>> Start Extracted records

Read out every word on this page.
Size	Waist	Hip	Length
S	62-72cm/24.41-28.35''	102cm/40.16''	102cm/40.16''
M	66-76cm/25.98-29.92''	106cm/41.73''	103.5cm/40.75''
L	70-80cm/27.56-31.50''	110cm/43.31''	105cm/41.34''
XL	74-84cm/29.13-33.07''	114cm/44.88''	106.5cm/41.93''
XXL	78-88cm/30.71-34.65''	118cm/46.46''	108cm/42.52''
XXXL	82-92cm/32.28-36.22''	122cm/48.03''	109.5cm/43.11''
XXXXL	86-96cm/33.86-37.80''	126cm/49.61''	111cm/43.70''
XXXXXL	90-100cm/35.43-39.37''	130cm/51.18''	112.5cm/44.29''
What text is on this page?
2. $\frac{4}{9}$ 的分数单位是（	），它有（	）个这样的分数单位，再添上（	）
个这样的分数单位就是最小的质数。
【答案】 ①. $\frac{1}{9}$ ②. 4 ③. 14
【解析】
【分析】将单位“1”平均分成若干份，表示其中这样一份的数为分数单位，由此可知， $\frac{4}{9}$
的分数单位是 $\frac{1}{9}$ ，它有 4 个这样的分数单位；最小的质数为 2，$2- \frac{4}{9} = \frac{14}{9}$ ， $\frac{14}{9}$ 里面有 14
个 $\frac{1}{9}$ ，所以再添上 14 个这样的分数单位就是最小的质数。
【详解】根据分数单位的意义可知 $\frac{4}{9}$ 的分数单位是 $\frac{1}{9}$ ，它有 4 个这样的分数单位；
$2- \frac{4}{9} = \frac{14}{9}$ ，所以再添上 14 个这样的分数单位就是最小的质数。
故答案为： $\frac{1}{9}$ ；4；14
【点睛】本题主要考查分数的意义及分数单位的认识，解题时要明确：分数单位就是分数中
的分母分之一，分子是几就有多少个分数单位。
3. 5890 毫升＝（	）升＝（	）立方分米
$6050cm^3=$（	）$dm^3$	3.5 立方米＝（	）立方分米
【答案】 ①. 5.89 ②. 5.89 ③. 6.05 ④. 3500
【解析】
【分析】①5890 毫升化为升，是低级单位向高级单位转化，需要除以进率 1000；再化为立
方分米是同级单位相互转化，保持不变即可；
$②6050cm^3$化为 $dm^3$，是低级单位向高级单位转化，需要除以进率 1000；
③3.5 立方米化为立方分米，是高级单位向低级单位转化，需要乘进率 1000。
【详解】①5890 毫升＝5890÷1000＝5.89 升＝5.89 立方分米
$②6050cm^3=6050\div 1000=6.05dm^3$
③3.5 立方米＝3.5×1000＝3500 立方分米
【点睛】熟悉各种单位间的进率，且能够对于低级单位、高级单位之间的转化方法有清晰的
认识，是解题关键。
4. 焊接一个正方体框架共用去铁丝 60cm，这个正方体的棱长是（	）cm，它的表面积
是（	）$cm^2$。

>> End Extracted records

▸ **What you need to do**:
Repeat the data precisely, reproducing every entry.

▸ **Written answer**:
Read out every word on this page.
Size	Waist	Hip	Length
S	62-72cm/24.41-28.35''	102cm/40.16''	102cm/40.16''
M	66-76cm/25.98-29.92''	106cm/41.73''	103.5cm/40.75''
L	70-80cm/27.56-31.50''	110cm/43.31''	105cm/41.34''
XL	74-84cm/29.13-33.07''	114cm/44.88''	106.5cm/41.93''
XXL	78-88cm/30.71-34.65''	118cm/46.46''	108cm/42.52''
XXXL	82-92cm/32.28-36.22''	122cm/48.03''	109.5cm/43.11''
XXXXL	86-96cm/33.86-37.80''	126cm/49.61''	111cm/43.70''
XXXXXL	90-100cm/35.43-39.37''	130cm/51.18''	112.5cm/44.29''
What text is on this page?
2. $\frac{4}{9}$ 的分数单位是（	），它有（	）个这样的分数单位，再添上（	）
个这样的分数单位就是最小的质数。
【答案】 ①. $\frac{1}{9}$ ②. 4 ③. 14
【解析】
【分析】将单位“1”平均分成若干份，表示其中这样一份的数为分数单位，由此可知， $\frac{4}{9}$
的分数单位是 $\frac{1}{9}$ ，它有 4 个这样的分数单位；最小的质数为 2，$2- \frac{4}{9} = \frac{14}{9}$ ， $\frac{14}{9}$ 里面有 14
个 $\frac{1}{9}$ ，所以再添上 14 个这样的分数单位就是最小的质数。
【详解】根据分数单位的意义可知 $\frac{4}{9}$ 的分数单位是 $\frac{1}{9}$ ，它有 4 个这样的分数单位；
$2- \frac{4}{9} = \frac{14}{9}$ ，所以再添上 14 个这样的分数单位就是最小的质数。
故答案为： $\frac{1}{9}$ ；4；14
【点睛】本题主要考查分数的意义及分数单位的认识，解题时要明确：分数单位就是分数中
的分母分之一，分子是几就有多少个分数单位。
3. 5890 毫升＝（	）升＝（	）立方分米
$6050cm^3=$（	）$dm^3$	3.5 立方米＝（	）立方分米
【答案】 ①. 5.89 ②. 5.89 ③. 6.05 ④. 3500
【解析】
【分析】①5890 毫升化为升，是低级单位向高级单位转化，需要除以进率 1000；再化为立
方分米是同级单位相互转化，保持不变即可；
$②6050cm^3$化为 $dm^3$，是低级单位向高级单位转化，需要除以进率 1000；
③3.5 立方米化为立方分米，是高级单位向低级单位转化，需要乘进率 1000。
【详解】①5890 毫升＝5890÷1000＝5.89 升＝5.89 立方分米
$②6050cm^3=6050\div 1000=6.05dm^3$
③3.5 立方米＝3.5×1000＝3500 立方分米
【点睛】熟悉各种单位间的进率，且能够对于低级单位、高级单位之间的转化方法有清晰的
认识，是解题关键。
4. 焊接一个正方体框架共用去铁丝 60cm，这个正方体的棱长是（	）cm，它的表面积
是（	）$cm^2$。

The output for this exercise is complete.